> [Task goal]:
Look through the listing for the word "Decreto". Copy each line that has it.

> [Records provided]:
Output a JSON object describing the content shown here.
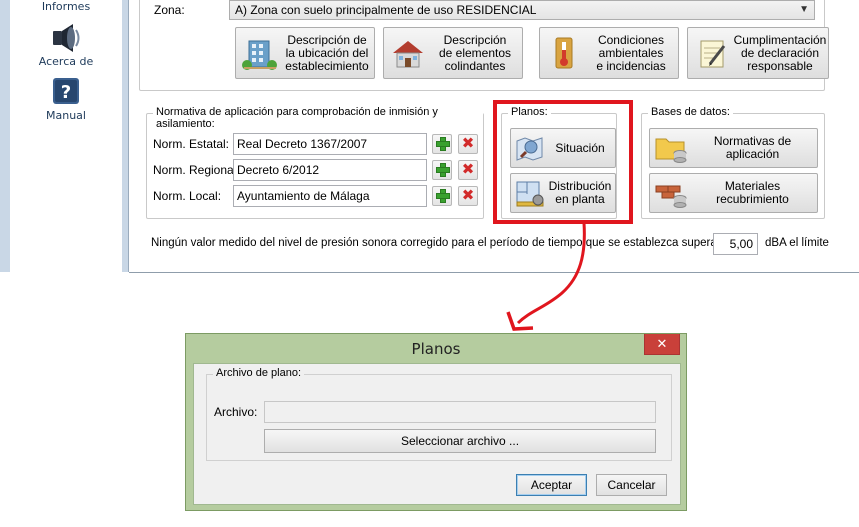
{
  "sidebar": {
    "items": [
      {
        "label": "Informes",
        "icon": "informes-icon"
      },
      {
        "label": "Acerca de",
        "icon": "speaker-icon"
      },
      {
        "label": "Manual",
        "icon": "help-icon"
      }
    ]
  },
  "zona": {
    "label": "Zona:",
    "selected": "A) Zona con suelo principalmente de uso RESIDENCIAL"
  },
  "action_buttons": [
    {
      "label": "Descripción de\nla ubicación del\nestablecimiento",
      "icon": "building-icon"
    },
    {
      "label": "Descripción\nde elementos\ncolindantes",
      "icon": "house-icon"
    },
    {
      "label": "Condiciones\nambientales\ne incidencias",
      "icon": "thermometer-icon"
    },
    {
      "label": "Cumplimentación\nde declaración\nresponsable",
      "icon": "notepad-icon"
    }
  ],
  "normativa": {
    "title": "Normativa de aplicación para comprobación de inmisión y asilamiento:",
    "rows": [
      {
        "label": "Norm. Estatal:",
        "value": "Real Decreto 1367/2007"
      },
      {
        "label": "Norm. Regional:",
        "value": "Decreto 6/2012"
      },
      {
        "label": "Norm. Local:",
        "value": "Ayuntamiento de Málaga"
      }
    ]
  },
  "planos": {
    "title": "Planos:",
    "situacion": "Situación",
    "distribucion": "Distribución\nen planta"
  },
  "bases": {
    "title": "Bases de datos:",
    "normativas": "Normativas de aplicación",
    "materiales": "Materiales recubrimiento"
  },
  "footer": {
    "text": "Ningún valor medido del nivel de presión sonora corregido para el período de tiempo que se establezca superará en",
    "value": "5,00",
    "suffix": "dBA el límite"
  },
  "colors": {
    "highlight": "#e0161e",
    "arrow": "#e0161e"
  },
  "dialog": {
    "title": "Planos",
    "close_glyph": "✕",
    "group_title": "Archivo de plano:",
    "archivo_label": "Archivo:",
    "archivo_value": "",
    "select_button": "Seleccionar archivo ...",
    "ok": "Aceptar",
    "cancel": "Cancelar"
  }
}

> [Task answer]:
        "value": "Real Decreto 1367/2007"
        "value": "Decreto 6/2012"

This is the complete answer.